**Job**
Leave out the pictures and transcribe the rest of the records exactly.

**Data listing**

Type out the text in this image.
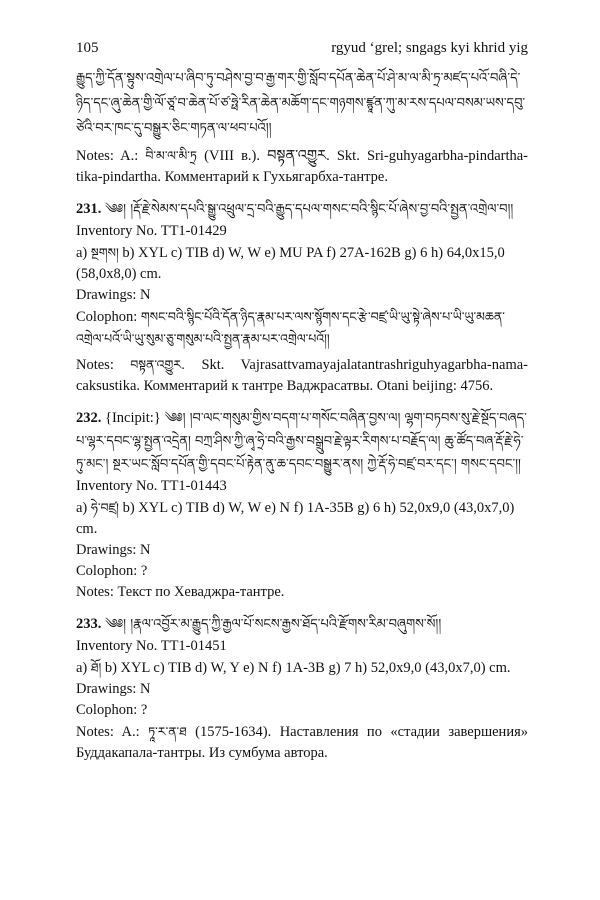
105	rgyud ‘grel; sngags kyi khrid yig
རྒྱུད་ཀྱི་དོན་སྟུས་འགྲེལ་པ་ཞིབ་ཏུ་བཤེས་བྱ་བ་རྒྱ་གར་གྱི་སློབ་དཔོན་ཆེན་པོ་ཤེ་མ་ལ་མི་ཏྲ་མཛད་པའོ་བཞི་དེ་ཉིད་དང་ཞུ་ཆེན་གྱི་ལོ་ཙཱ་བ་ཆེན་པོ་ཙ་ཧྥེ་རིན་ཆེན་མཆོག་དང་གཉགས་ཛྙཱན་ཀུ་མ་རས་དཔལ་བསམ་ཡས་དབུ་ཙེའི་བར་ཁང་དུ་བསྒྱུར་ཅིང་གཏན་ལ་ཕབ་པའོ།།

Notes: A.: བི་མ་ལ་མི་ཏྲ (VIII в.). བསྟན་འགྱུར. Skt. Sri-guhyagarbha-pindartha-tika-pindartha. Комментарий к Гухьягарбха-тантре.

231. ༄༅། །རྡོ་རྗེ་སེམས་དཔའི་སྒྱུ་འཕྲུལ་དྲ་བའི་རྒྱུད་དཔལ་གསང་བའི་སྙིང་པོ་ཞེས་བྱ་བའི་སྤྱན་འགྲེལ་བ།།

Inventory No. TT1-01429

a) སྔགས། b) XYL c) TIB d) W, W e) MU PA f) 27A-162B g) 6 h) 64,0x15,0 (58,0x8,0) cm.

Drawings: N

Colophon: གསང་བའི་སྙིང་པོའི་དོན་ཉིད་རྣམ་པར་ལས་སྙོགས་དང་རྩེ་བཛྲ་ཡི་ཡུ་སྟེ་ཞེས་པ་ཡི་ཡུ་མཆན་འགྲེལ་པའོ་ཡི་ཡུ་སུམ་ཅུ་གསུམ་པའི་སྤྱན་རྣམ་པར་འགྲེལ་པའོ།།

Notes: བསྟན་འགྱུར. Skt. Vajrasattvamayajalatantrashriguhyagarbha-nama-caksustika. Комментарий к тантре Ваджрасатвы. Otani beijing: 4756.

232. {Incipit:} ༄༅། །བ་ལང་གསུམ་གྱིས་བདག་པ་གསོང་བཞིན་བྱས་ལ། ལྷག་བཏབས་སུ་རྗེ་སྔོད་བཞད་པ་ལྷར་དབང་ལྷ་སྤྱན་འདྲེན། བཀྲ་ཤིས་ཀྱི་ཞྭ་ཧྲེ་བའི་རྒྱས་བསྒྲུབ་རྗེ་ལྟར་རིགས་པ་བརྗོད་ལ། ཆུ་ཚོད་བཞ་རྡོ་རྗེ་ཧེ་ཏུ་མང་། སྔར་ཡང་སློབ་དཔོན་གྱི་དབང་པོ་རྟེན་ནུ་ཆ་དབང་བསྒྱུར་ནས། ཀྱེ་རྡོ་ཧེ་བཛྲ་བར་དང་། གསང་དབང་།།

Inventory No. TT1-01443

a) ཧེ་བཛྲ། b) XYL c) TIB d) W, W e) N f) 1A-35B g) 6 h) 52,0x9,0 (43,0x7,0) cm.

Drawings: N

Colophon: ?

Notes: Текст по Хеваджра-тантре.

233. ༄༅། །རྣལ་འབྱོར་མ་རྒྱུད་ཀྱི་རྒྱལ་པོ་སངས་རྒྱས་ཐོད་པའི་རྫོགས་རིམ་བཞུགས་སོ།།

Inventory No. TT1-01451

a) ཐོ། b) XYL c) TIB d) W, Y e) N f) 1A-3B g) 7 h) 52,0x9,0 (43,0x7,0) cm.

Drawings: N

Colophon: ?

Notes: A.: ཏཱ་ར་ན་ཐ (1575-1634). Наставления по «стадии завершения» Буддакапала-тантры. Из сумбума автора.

**Task response**
Type out the text in this image.
105	rgyud ‘grel; sngags kyi khrid yig
རྒྱུད་ཀྱི་དོན་སྟུས་འགྲེལ་པ་ཞིབ་ཏུ་བཤེས་བྱ་བ་རྒྱ་གར་གྱི་སློབ་དཔོན་ཆེན་པོ་ཤེ་མ་ལ་མི་ཏྲ་མཛད་པའོ་བཞི་དེ་ཉིད་དང་ཞུ་ཆེན་གྱི་ལོ་ཙཱ་བ་ཆེན་པོ་ཙ་ཧྥེ་རིན་ཆེན་མཆོག་དང་གཉགས་ཛྙཱན་ཀུ་མ་རས་དཔལ་བསམ་ཡས་དབུ་ཙེའི་བར་ཁང་དུ་བསྒྱུར་ཅིང་གཏན་ལ་ཕབ་པའོ།།

Notes: A.: བི་མ་ལ་མི་ཏྲ (VIII в.). བསྟན་འགྱུར. Skt. Sri-guhyagarbha-pindartha-tika-pindartha. Комментарий к Гухьягарбха-тантре.

231. ༄༅། །རྡོ་རྗེ་སེམས་དཔའི་སྒྱུ་འཕྲུལ་དྲ་བའི་རྒྱུད་དཔལ་གསང་བའི་སྙིང་པོ་ཞེས་བྱ་བའི་སྤྱན་འགྲེལ་བ།།

Inventory No. TT1-01429

a) སྔགས། b) XYL c) TIB d) W, W e) MU PA f) 27A-162B g) 6 h) 64,0x15,0 (58,0x8,0) cm.

Drawings: N

Colophon: གསང་བའི་སྙིང་པོའི་དོན་ཉིད་རྣམ་པར་ལས་སྙོགས་དང་རྩེ་བཛྲ་ཡི་ཡུ་སྟེ་ཞེས་པ་ཡི་ཡུ་མཆན་འགྲེལ་པའོ་ཡི་ཡུ་སུམ་ཅུ་གསུམ་པའི་སྤྱན་རྣམ་པར་འགྲེལ་པའོ།།

Notes: བསྟན་འགྱུར. Skt. Vajrasattvamayajalatantrashriguhyagarbha-nama-caksustika. Комментарий к тантре Ваджрасатвы. Otani beijing: 4756.

232. {Incipit:} ༄༅། །བ་ལང་གསུམ་གྱིས་བདག་པ་གསོང་བཞིན་བྱས་ལ། ལྷག་བཏབས་སུ་རྗེ་སྔོད་བཞད་པ་ལྷར་དབང་ལྷ་སྤྱན་འདྲེན། བཀྲ་ཤིས་ཀྱི་ཞྭ་ཧྲེ་བའི་རྒྱས་བསྒྲུབ་རྗེ་ལྟར་རིགས་པ་བརྗོད་ལ། ཆུ་ཚོད་བཞ་རྡོ་རྗེ་ཧེ་ཏུ་མང་། སྔར་ཡང་སློབ་དཔོན་གྱི་དབང་པོ་རྟེན་ནུ་ཆ་དབང་བསྒྱུར་ནས། ཀྱེ་རྡོ་ཧེ་བཛྲ་བར་དང་། གསང་དབང་།།

Inventory No. TT1-01443

a) ཧེ་བཛྲ། b) XYL c) TIB d) W, W e) N f) 1A-35B g) 6 h) 52,0x9,0 (43,0x7,0) cm.

Drawings: N

Colophon: ?

Notes: Текст по Хеваджра-тантре.

233. ༄༅། །རྣལ་འབྱོར་མ་རྒྱུད་ཀྱི་རྒྱལ་པོ་སངས་རྒྱས་ཐོད་པའི་རྫོགས་རིམ་བཞུགས་སོ།།

Inventory No. TT1-01451

a) ཐོ། b) XYL c) TIB d) W, Y e) N f) 1A-3B g) 7 h) 52,0x9,0 (43,0x7,0) cm.

Drawings: N

Colophon: ?

Notes: A.: ཏཱ་ར་ན་ཐ (1575-1634). Наставления по «стадии завершения» Буддакапала-тантры. Из сумбума автора.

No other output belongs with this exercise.